My personal opinion is that it's not possible to go back. We are stuck with the blessing/curse of being finally, completely cast out of Eden. There is no possibility of return to that kind of human existence where the connections and the connectedness could be taken for granted. Once the myth is recognized for what it is--even accurately for what it is, with the full wisdom and insight Joseph Campbell taught us about our mythic past; once you know it for what it is, it can no longer function with the same power and effectiveness.

Marshall McLuhan said that one of the consequences of literacy was schizophrenia. Now, he's not talking psychiatric science here. He's suggesting that, once we understand some of those pieces of our history and our heritage up here in our heads, our heads and our hearts are no longer connected and you can't go back.

- - - - - - -

● **INSTRUCTIONS TO FOLLOW**:
In the passage on myth and literacy, what did Marshall McLuhan say was one of the consequences of literacy?

Document layout analysis data:
- - - - - - -

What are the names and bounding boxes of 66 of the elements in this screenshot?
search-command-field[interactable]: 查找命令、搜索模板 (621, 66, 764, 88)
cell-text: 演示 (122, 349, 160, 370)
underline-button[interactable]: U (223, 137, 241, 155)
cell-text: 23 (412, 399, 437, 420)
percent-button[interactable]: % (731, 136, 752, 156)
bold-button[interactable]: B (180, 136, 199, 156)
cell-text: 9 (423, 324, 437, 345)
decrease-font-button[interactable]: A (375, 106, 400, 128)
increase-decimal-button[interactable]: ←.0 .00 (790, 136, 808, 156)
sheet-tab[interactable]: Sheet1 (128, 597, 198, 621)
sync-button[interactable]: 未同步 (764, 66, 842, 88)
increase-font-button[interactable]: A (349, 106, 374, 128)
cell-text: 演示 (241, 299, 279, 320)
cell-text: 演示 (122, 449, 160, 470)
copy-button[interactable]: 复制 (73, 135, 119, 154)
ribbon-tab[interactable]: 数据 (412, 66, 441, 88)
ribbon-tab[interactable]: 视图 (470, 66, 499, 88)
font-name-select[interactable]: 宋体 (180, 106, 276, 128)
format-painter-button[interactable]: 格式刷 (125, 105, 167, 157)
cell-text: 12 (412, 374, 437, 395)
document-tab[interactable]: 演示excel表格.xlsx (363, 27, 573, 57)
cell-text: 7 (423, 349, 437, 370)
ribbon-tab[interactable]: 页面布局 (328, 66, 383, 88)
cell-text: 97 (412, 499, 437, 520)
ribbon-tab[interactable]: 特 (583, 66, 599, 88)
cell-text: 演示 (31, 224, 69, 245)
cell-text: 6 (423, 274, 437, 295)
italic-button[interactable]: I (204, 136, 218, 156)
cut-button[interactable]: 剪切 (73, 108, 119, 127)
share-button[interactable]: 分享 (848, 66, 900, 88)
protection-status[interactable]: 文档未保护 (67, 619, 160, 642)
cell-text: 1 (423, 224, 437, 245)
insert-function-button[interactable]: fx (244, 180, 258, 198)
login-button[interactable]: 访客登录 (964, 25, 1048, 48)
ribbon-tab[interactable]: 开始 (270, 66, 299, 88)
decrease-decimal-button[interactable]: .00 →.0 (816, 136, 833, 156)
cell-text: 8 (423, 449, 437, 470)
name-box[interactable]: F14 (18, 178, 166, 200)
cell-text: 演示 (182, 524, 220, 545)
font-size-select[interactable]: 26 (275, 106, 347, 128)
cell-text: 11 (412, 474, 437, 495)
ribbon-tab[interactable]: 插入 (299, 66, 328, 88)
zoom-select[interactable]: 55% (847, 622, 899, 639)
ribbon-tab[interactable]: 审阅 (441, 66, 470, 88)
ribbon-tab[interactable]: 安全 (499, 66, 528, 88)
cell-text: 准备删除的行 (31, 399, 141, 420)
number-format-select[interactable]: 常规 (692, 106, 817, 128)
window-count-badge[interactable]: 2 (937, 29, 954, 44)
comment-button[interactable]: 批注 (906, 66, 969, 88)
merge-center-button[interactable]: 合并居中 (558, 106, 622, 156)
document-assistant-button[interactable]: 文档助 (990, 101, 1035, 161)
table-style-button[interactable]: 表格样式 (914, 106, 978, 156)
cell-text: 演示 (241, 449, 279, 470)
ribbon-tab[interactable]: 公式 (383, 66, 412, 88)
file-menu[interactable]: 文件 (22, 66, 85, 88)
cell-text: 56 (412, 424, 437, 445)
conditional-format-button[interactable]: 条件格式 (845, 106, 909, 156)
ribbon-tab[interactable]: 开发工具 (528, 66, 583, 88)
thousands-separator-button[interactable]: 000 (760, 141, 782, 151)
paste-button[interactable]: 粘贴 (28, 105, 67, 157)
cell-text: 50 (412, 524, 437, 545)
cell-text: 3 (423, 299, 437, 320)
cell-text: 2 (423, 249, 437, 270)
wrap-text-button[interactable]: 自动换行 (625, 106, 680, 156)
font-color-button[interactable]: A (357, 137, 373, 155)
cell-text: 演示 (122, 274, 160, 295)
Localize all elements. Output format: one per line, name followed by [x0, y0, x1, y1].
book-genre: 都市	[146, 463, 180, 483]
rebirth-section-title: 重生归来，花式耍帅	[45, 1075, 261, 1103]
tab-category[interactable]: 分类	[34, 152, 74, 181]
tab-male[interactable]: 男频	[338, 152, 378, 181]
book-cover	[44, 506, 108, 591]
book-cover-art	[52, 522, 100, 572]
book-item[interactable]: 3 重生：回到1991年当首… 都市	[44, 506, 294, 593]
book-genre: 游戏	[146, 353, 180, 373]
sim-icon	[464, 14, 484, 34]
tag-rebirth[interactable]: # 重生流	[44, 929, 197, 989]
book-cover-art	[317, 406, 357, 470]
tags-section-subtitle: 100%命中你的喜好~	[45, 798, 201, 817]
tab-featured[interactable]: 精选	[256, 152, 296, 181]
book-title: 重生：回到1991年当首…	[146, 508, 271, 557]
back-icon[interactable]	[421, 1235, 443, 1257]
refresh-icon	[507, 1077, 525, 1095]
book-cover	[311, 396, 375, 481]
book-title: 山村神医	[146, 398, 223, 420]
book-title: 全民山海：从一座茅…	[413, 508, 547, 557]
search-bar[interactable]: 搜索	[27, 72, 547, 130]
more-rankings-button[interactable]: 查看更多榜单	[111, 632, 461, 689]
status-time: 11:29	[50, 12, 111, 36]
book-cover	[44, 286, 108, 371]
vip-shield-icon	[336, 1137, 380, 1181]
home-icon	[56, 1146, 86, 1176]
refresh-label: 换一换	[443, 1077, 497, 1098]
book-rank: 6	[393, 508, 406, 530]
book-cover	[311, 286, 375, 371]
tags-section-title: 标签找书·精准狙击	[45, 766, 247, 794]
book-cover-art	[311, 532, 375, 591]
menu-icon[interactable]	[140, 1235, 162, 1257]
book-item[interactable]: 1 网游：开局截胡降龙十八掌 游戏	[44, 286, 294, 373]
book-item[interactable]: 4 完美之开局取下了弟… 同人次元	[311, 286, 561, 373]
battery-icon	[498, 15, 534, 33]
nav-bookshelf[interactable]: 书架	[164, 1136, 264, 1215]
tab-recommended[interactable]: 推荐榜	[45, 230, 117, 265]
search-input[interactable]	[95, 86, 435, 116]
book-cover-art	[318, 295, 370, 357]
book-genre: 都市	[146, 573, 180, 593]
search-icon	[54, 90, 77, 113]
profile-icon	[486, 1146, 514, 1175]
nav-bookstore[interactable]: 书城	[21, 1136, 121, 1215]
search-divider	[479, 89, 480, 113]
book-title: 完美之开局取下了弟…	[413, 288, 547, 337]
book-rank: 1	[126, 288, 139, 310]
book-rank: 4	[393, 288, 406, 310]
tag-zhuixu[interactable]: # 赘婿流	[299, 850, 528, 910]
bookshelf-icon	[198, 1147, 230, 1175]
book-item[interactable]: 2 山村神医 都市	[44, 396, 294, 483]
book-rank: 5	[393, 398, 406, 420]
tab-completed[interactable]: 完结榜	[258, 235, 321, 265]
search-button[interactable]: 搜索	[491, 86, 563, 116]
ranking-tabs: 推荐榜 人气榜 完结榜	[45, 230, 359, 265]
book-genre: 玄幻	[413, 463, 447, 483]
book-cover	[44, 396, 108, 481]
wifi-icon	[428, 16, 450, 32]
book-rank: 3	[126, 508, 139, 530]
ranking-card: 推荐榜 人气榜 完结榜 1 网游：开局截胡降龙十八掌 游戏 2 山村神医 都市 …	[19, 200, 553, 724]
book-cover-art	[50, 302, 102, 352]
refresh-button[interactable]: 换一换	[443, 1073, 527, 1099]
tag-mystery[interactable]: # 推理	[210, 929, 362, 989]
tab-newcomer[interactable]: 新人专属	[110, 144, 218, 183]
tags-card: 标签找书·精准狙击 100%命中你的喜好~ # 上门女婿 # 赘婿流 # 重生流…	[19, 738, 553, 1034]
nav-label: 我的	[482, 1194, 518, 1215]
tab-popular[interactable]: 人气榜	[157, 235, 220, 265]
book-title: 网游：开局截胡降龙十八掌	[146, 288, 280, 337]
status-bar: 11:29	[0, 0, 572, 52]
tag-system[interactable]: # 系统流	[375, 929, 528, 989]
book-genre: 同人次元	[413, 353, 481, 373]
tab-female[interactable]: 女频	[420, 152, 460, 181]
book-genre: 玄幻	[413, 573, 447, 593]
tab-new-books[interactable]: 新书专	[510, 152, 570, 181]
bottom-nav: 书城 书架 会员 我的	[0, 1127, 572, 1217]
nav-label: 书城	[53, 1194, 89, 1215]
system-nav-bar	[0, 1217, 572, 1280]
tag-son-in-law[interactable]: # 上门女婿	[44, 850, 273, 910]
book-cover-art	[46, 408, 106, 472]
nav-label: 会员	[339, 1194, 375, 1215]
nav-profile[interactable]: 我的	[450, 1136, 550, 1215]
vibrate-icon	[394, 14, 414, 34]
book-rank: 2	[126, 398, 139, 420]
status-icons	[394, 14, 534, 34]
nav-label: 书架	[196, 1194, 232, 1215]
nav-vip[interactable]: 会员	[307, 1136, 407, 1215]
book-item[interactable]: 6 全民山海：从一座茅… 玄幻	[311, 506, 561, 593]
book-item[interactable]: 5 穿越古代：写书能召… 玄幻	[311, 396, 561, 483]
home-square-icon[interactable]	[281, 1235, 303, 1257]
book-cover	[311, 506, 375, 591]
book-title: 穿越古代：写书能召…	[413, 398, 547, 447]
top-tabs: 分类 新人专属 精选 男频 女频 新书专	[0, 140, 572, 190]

- - - - - - -

● **WRITTEN ANSWER**:
Schizophrenia.